**EXERCISE**
Output every line below exactly.

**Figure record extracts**
────────────────────────────────────────

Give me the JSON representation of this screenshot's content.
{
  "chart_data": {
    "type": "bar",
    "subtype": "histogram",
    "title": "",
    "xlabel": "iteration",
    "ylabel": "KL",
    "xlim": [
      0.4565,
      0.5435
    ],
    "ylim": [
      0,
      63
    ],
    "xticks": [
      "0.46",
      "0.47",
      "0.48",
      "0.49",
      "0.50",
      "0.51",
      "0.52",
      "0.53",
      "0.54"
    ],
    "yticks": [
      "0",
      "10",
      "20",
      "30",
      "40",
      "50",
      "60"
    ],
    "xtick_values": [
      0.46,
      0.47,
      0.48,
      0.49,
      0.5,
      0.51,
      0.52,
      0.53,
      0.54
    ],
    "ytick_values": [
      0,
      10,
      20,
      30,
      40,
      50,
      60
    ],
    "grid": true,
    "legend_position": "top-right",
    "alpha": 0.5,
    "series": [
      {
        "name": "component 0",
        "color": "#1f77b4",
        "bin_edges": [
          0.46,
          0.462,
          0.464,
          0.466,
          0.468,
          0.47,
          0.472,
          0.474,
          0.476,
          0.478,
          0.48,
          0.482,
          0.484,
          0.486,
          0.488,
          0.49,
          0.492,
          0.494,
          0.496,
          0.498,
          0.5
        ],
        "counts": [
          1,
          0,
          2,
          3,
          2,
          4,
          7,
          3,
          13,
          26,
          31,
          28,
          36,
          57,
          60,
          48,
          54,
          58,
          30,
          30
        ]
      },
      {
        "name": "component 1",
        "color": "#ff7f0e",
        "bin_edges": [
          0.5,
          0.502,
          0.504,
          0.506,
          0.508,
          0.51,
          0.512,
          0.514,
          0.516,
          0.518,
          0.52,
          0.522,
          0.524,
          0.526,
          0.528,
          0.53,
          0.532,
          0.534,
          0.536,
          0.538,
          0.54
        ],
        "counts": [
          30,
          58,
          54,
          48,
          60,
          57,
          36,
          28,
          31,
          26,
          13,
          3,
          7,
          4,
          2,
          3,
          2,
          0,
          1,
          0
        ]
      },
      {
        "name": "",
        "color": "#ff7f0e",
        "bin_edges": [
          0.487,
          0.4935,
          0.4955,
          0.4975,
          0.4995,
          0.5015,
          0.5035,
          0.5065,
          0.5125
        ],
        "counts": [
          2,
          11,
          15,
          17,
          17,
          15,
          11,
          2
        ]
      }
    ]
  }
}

────────────────────────────────────────

**RESPONSE BELOW**
Give me the JSON representation of this screenshot's content.
{
  "chart_data": {
    "type": "bar",
    "subtype": "histogram",
    "title": "",
    "xlabel": "iteration",
    "ylabel": "KL",
    "xlim": [
      0.4565,
      0.5435
    ],
    "ylim": [
      0,
      63
    ],
    "xticks": [
      "0.46",
      "0.47",
      "0.48",
      "0.49",
      "0.50",
      "0.51",
      "0.52",
      "0.53",
      "0.54"
    ],
    "yticks": [
      "0",
      "10",
      "20",
      "30",
      "40",
      "50",
      "60"
    ],
    "xtick_values": [
      0.46,
      0.47,
      0.48,
      0.49,
      0.5,
      0.51,
      0.52,
      0.53,
      0.54
    ],
    "ytick_values": [
      0,
      10,
      20,
      30,
      40,
      50,
      60
    ],
    "grid": true,
    "legend_position": "top-right",
    "alpha": 0.5,
    "series": [
      {
        "name": "component 0",
        "color": "#1f77b4",
        "bin_edges": [
          0.46,
          0.462,
          0.464,
          0.466,
          0.468,
          0.47,
          0.472,
          0.474,
          0.476,
          0.478,
          0.48,
          0.482,
          0.484,
          0.486,
          0.488,
          0.49,
          0.492,
          0.494,
          0.496,
          0.498,
          0.5
        ],
        "counts": [
          1,
          0,
          2,
          3,
          2,
          4,
          7,
          3,
          13,
          26,
          31,
          28,
          36,
          57,
          60,
          48,
          54,
          58,
          30,
          30
        ]
      },
      {
        "name": "component 1",
        "color": "#ff7f0e",
        "bin_edges": [
          0.5,
          0.502,
          0.504,
          0.506,
          0.508,
          0.51,
          0.512,
          0.514,
          0.516,
          0.518,
          0.52,
          0.522,
          0.524,
          0.526,
          0.528,
          0.53,
          0.532,
          0.534,
          0.536,
          0.538,
          0.54
        ],
        "counts": [
          30,
          58,
          54,
          48,
          60,
          57,
          36,
          28,
          31,
          26,
          13,
          3,
          7,
          4,
          2,
          3,
          2,
          0,
          1,
          0
        ]
      },
      {
        "name": "",
        "color": "#ff7f0e",
        "bin_edges": [
          0.487,
          0.4935,
          0.4955,
          0.4975,
          0.4995,
          0.5015,
          0.5035,
          0.5065,
          0.5125
        ],
        "counts": [
          2,
          11,
          15,
          17,
          17,
          15,
          11,
          2
        ]
      }
    ]
  }
}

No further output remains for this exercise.